--- Data to use ---

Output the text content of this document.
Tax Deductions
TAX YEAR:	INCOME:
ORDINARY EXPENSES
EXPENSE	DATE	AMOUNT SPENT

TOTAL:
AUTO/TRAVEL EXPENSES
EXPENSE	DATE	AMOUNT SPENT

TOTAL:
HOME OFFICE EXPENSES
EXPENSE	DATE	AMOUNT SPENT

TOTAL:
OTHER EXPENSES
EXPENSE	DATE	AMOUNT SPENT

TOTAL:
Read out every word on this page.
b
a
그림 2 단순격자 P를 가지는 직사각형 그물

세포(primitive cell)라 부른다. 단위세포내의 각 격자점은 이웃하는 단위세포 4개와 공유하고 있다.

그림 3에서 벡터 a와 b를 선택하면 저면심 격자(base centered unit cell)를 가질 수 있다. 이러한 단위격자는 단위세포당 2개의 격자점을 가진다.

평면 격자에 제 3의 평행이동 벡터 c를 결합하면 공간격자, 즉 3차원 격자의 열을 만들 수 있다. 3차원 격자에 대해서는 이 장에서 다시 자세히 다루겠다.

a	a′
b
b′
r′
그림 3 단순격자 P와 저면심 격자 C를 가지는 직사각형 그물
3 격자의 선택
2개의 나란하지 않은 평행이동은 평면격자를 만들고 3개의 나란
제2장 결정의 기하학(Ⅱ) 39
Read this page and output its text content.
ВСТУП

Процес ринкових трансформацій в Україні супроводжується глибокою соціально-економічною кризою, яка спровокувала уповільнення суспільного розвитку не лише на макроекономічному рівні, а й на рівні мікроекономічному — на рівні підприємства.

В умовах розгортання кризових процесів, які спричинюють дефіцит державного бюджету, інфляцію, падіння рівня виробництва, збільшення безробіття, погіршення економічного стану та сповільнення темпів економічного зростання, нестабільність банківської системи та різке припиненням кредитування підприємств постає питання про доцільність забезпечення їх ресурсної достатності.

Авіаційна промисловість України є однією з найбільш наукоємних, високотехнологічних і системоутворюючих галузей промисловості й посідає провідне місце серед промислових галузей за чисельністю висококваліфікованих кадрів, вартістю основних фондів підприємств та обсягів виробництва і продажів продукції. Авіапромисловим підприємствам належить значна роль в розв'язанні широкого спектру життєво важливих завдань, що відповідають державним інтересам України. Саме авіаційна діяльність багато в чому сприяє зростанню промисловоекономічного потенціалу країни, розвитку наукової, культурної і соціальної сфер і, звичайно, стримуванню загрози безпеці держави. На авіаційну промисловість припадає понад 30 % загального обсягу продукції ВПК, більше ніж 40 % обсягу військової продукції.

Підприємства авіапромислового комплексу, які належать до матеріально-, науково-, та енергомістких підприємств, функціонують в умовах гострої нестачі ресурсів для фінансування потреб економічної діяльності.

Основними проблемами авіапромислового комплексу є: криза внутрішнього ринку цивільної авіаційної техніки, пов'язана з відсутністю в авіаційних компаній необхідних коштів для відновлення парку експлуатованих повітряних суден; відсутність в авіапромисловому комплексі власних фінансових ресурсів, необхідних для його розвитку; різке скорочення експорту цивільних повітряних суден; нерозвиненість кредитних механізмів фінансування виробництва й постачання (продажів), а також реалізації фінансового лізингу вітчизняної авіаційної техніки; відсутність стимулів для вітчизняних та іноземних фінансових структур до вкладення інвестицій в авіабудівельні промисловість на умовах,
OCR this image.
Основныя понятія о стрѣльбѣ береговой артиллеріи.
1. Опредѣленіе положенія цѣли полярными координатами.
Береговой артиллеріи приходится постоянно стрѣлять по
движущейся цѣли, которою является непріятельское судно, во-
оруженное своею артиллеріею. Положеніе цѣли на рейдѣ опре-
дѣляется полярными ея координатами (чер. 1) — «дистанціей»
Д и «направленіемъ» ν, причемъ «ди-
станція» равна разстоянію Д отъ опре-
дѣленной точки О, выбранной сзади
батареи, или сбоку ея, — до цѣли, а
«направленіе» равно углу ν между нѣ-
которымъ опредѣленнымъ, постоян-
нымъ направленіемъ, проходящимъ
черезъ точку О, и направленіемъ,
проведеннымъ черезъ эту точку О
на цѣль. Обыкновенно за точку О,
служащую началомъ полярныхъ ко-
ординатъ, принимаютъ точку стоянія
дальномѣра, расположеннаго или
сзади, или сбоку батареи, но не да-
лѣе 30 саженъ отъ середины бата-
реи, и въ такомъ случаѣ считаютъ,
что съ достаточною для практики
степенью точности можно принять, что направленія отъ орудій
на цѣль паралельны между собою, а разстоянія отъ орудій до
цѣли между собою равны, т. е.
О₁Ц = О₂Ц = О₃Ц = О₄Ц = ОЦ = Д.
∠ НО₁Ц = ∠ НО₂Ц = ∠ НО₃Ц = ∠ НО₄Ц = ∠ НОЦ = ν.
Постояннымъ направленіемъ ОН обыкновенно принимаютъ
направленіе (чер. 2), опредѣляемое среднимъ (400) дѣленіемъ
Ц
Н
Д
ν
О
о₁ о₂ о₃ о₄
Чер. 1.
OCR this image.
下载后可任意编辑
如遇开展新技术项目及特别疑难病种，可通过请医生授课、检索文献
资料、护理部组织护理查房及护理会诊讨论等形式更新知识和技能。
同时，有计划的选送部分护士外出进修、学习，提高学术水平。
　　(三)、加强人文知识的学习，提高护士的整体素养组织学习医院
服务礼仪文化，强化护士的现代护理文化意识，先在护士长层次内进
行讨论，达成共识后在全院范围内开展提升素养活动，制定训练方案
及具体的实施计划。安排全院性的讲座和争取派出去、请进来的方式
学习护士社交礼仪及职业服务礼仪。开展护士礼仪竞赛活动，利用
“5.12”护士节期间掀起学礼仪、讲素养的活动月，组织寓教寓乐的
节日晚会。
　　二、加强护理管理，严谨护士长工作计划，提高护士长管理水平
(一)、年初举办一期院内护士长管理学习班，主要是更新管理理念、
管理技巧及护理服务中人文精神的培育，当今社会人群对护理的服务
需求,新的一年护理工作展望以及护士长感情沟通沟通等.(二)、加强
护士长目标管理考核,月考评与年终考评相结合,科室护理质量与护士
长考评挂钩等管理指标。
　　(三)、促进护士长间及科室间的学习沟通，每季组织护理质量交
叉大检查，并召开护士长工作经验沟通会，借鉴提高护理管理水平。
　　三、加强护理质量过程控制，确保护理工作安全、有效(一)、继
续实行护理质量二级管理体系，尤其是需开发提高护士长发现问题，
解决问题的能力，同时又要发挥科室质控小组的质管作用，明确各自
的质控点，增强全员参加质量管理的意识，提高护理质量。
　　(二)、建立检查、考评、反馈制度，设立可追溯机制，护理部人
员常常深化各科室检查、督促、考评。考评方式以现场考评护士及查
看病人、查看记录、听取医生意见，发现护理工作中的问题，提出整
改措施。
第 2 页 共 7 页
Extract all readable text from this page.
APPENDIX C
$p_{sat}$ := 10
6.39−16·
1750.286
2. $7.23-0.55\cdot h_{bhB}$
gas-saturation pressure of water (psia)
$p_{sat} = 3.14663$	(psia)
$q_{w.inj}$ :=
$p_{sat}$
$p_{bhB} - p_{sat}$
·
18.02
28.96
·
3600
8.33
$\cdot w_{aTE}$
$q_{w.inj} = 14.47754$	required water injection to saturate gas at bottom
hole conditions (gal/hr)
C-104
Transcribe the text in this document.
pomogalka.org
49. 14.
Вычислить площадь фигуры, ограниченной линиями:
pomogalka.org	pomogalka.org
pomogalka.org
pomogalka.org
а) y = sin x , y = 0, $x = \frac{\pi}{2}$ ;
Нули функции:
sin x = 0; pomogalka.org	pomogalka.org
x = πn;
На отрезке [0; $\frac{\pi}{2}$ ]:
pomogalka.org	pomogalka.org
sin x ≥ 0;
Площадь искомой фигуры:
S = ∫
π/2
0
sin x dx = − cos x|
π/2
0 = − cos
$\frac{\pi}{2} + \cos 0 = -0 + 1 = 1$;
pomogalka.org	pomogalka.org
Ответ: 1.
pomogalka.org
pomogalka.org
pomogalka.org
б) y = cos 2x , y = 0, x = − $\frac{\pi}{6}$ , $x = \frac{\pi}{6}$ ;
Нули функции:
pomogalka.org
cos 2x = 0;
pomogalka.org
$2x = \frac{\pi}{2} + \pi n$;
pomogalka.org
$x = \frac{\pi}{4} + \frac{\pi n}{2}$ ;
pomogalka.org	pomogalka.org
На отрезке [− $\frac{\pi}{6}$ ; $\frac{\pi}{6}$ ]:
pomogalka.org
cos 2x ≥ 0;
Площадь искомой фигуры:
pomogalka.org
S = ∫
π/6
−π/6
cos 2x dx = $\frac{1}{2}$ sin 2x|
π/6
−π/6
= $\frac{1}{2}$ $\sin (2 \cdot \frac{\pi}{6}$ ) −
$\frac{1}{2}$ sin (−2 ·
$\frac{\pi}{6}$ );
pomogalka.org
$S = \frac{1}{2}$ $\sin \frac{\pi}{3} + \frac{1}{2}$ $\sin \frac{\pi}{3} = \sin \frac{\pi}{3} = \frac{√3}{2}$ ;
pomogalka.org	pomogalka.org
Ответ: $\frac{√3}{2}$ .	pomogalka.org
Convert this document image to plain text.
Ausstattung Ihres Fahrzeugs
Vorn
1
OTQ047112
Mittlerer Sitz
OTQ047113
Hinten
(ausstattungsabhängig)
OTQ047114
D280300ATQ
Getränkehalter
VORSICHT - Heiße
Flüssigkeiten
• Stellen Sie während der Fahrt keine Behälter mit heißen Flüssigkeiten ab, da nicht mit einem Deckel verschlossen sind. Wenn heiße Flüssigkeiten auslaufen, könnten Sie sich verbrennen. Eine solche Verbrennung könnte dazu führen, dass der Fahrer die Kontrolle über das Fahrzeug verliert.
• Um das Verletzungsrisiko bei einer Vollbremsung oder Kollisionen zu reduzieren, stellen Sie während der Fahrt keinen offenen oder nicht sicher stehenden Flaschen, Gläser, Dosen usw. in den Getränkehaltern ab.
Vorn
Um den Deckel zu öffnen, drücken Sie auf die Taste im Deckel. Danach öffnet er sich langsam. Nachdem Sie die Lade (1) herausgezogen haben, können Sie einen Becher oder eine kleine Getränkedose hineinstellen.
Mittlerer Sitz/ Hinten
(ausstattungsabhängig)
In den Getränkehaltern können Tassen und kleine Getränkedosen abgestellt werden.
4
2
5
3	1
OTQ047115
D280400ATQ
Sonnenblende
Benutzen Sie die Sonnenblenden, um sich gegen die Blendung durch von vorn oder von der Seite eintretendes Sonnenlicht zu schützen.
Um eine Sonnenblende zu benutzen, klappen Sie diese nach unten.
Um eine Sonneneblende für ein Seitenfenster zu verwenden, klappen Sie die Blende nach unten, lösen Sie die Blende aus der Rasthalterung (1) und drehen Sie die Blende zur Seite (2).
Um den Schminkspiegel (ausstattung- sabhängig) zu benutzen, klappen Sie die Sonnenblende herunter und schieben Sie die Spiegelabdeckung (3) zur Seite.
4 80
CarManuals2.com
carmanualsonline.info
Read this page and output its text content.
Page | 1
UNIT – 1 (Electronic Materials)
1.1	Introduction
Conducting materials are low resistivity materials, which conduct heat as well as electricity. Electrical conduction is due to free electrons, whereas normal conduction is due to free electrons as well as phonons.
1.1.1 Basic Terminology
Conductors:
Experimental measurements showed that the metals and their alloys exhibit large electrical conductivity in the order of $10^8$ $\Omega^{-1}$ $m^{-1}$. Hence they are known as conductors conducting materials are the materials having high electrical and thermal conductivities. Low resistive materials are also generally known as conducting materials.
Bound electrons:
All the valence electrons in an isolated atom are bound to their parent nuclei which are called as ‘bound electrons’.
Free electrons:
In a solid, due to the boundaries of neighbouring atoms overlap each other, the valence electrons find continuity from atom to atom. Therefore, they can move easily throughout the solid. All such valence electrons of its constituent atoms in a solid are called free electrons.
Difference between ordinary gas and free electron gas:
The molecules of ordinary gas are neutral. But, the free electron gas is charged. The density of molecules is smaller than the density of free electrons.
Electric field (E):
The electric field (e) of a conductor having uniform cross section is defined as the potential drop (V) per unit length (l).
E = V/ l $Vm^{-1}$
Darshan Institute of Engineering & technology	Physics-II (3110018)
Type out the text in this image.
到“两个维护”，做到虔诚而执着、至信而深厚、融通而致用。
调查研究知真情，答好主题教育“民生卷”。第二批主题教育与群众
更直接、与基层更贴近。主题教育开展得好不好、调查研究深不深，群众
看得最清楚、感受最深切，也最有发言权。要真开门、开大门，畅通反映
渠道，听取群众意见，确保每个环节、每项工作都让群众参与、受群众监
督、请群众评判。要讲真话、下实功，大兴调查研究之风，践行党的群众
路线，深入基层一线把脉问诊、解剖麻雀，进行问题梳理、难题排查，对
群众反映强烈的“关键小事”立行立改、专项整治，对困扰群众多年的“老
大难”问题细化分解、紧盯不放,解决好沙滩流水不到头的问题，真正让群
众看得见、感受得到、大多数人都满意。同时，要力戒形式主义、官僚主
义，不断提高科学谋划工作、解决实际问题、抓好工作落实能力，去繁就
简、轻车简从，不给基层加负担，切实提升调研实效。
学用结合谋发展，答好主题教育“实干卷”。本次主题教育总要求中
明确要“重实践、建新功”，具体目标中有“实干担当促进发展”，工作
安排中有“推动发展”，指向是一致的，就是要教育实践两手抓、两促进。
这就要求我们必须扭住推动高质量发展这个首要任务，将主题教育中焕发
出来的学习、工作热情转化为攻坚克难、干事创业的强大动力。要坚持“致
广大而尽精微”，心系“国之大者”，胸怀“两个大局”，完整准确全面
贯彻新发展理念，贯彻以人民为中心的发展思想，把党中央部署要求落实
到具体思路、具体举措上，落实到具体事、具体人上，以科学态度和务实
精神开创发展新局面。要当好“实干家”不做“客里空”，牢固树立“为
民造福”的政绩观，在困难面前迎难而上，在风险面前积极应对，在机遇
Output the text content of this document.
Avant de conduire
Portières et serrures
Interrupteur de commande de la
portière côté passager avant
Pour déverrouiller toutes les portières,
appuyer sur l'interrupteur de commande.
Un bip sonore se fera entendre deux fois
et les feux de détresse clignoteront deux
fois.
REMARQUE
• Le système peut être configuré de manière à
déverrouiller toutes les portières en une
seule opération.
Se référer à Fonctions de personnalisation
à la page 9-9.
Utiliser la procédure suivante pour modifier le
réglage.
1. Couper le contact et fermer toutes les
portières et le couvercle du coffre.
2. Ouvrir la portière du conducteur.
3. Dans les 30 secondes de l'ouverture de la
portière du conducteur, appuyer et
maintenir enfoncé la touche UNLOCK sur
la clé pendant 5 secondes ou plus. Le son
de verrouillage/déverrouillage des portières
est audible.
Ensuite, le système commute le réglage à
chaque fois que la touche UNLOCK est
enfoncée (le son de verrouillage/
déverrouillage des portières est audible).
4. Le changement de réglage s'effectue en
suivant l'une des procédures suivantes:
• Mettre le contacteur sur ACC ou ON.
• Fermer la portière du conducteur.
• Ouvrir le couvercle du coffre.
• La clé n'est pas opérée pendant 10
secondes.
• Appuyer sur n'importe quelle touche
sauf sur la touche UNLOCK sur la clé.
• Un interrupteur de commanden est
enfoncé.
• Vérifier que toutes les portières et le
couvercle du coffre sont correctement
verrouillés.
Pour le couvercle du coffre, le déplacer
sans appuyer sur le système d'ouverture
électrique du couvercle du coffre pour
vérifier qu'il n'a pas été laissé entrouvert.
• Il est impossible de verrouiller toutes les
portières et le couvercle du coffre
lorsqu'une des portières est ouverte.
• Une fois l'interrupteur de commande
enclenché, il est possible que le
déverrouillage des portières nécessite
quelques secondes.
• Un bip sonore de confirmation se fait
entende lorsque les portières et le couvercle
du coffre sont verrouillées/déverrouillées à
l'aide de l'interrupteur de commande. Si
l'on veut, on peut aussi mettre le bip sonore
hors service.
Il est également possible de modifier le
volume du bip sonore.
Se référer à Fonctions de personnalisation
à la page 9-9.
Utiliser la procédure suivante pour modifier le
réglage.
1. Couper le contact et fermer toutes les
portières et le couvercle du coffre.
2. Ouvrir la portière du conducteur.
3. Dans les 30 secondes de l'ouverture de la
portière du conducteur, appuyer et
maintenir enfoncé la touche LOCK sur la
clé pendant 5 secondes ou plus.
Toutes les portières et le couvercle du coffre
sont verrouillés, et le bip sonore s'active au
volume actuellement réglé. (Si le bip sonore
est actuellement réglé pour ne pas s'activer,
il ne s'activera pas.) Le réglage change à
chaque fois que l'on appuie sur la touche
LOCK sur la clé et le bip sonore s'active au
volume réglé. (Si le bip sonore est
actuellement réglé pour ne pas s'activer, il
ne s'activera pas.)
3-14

---

_Job_
Copy out each line of the records where the string "точку" appears.

_Task result_
черезъ точку О, и направленіемъ,
проведеннымъ черезъ эту точку О
на цѣль. Обыкновенно за точку О,
ординатъ, принимаютъ точку стоянія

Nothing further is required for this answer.